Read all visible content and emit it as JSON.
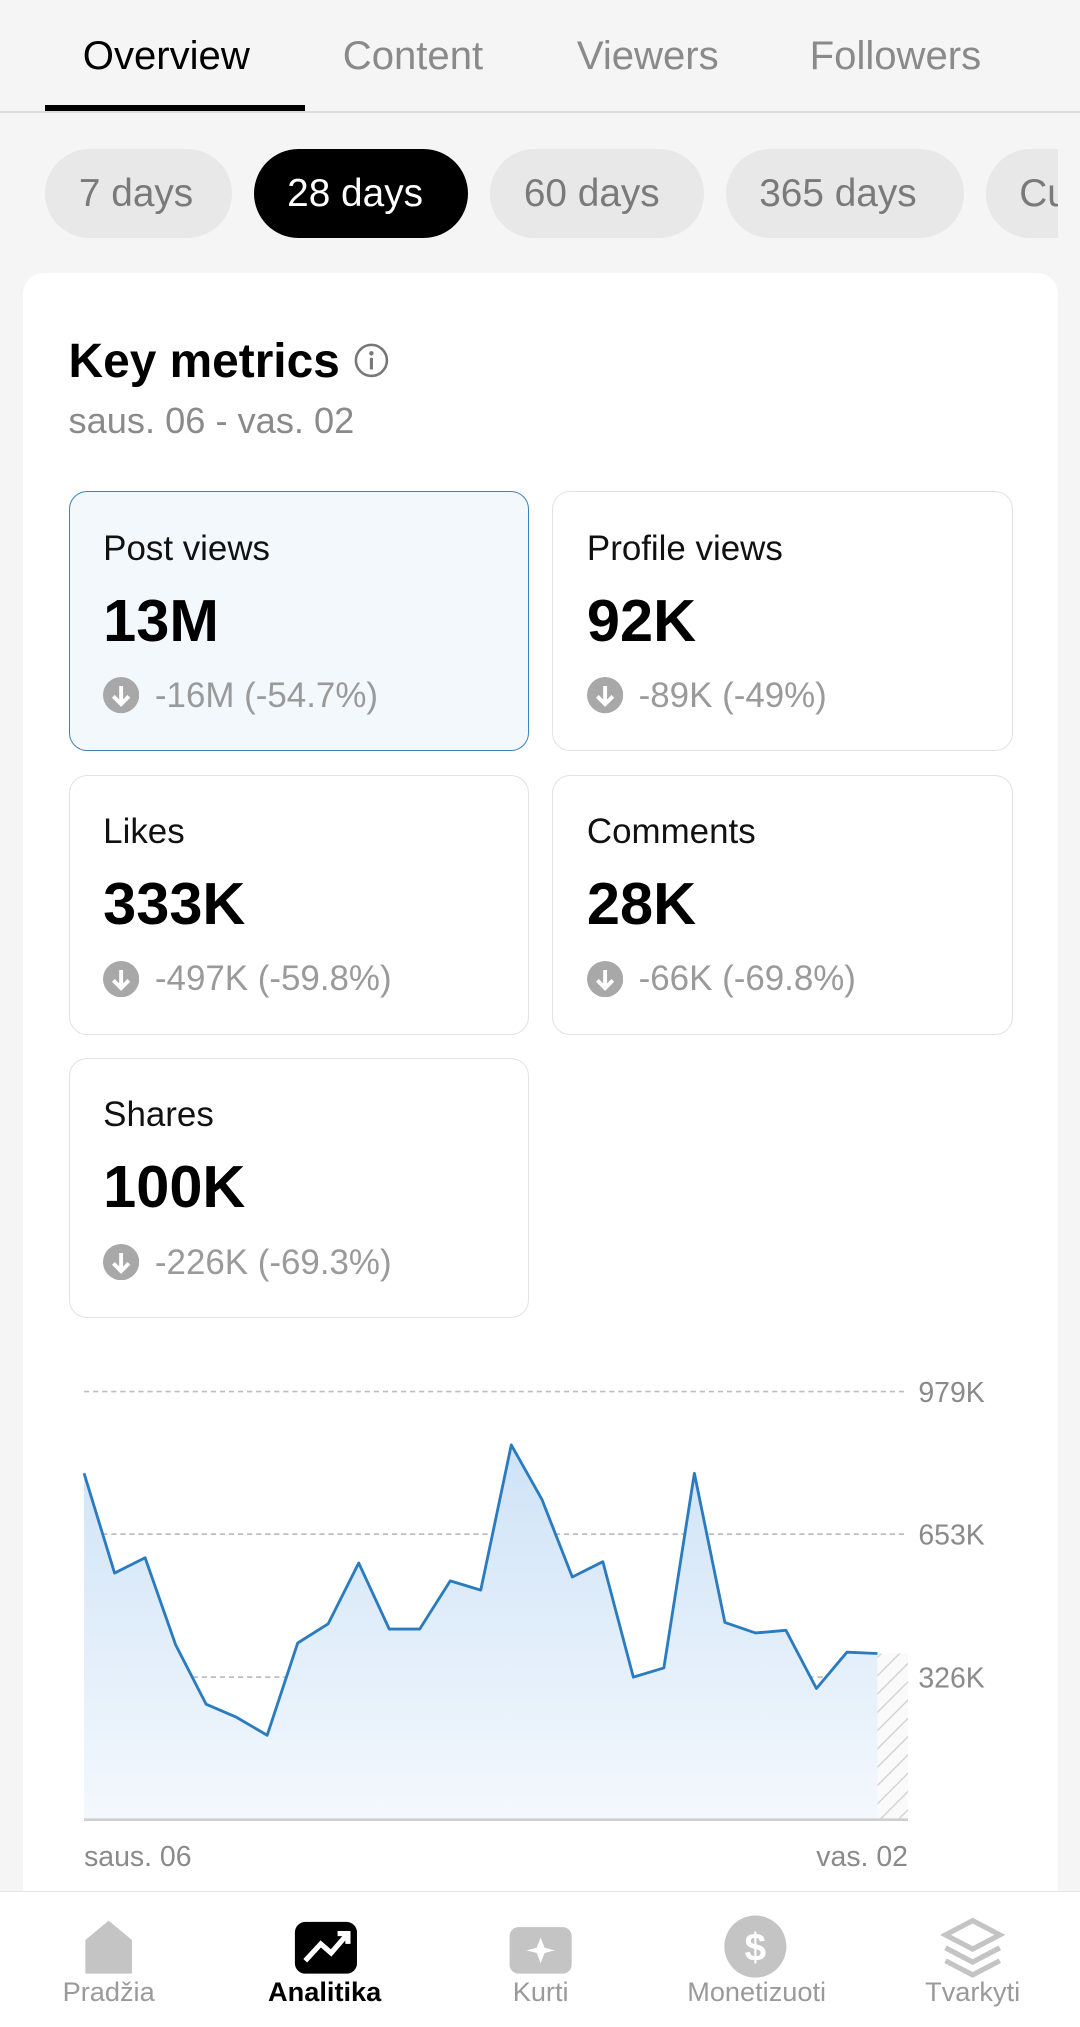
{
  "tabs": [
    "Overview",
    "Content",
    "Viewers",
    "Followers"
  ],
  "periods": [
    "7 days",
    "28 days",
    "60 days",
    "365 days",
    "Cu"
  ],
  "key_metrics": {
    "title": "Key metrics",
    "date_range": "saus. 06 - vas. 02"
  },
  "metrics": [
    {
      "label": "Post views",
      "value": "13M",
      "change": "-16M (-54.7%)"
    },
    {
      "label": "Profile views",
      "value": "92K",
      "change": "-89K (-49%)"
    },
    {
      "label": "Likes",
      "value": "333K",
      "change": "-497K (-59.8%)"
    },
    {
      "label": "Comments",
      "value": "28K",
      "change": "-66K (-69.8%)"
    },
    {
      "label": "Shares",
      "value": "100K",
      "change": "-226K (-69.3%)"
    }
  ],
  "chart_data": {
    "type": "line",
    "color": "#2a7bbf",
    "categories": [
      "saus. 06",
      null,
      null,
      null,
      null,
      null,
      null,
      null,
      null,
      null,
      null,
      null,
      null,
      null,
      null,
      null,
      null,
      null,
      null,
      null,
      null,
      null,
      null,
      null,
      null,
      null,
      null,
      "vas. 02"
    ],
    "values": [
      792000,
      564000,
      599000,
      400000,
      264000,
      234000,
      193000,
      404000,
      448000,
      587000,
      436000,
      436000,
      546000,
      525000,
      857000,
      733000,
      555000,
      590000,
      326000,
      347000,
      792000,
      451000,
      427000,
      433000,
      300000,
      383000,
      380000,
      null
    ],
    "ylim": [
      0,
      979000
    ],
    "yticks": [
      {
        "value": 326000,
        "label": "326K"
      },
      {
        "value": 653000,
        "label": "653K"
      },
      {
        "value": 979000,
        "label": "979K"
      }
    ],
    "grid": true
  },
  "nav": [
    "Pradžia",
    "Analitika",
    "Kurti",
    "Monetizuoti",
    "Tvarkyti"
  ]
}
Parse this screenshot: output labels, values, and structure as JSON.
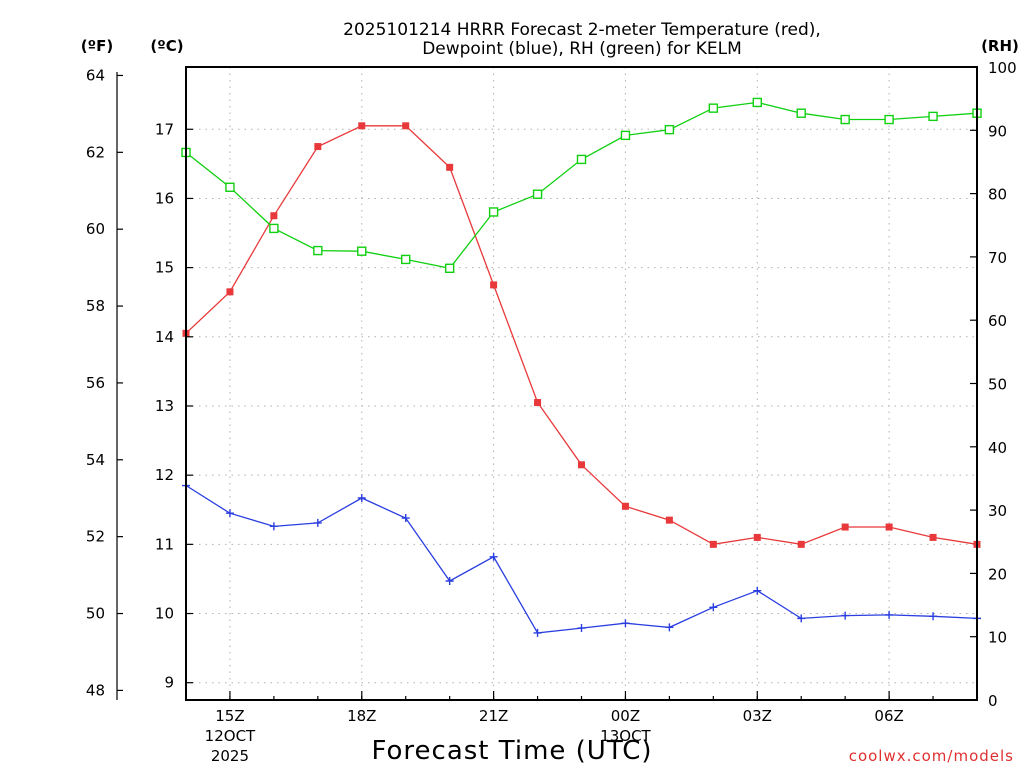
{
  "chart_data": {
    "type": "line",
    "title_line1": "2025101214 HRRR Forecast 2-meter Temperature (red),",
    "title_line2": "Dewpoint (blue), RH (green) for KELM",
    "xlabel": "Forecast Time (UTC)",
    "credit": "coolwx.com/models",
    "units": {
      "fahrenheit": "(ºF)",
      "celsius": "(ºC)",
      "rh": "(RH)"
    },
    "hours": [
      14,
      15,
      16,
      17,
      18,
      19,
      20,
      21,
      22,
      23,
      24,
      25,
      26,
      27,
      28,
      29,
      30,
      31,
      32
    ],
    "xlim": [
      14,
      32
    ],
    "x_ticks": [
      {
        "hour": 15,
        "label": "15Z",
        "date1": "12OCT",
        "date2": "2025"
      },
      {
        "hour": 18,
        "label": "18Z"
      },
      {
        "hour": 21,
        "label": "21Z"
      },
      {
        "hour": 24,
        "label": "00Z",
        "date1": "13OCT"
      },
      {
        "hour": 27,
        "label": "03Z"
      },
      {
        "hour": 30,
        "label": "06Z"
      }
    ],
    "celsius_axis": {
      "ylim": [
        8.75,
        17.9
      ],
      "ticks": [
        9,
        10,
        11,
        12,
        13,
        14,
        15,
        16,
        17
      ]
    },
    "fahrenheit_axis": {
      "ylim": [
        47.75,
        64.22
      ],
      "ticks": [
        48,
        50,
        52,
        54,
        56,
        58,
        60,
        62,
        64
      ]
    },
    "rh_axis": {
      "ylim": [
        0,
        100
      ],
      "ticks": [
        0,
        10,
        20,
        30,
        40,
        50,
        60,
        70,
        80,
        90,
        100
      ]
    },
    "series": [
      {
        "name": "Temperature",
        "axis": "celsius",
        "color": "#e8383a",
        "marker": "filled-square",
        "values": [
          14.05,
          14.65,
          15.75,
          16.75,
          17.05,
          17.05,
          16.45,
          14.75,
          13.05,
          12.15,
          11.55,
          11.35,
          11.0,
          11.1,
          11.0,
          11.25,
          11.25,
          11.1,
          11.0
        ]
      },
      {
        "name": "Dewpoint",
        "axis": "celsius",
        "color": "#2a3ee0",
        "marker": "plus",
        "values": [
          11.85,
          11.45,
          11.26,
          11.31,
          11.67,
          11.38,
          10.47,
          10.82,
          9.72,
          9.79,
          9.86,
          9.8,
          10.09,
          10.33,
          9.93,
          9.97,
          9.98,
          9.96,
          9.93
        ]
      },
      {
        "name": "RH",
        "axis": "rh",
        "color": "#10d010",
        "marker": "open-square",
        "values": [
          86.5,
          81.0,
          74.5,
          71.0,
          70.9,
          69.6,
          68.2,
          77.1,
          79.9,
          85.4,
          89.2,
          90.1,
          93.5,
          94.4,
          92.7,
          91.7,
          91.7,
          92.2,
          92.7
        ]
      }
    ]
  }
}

# # # # # # #

■ DESCRIPTION OF THE TASK ■
Where a line above contains the string "Dewpoint", copy that line.

■ ANSWER TO THIS TASK ■
    "title_line2": "Dewpoint (blue), RH (green) for KELM",
        "name": "Dewpoint",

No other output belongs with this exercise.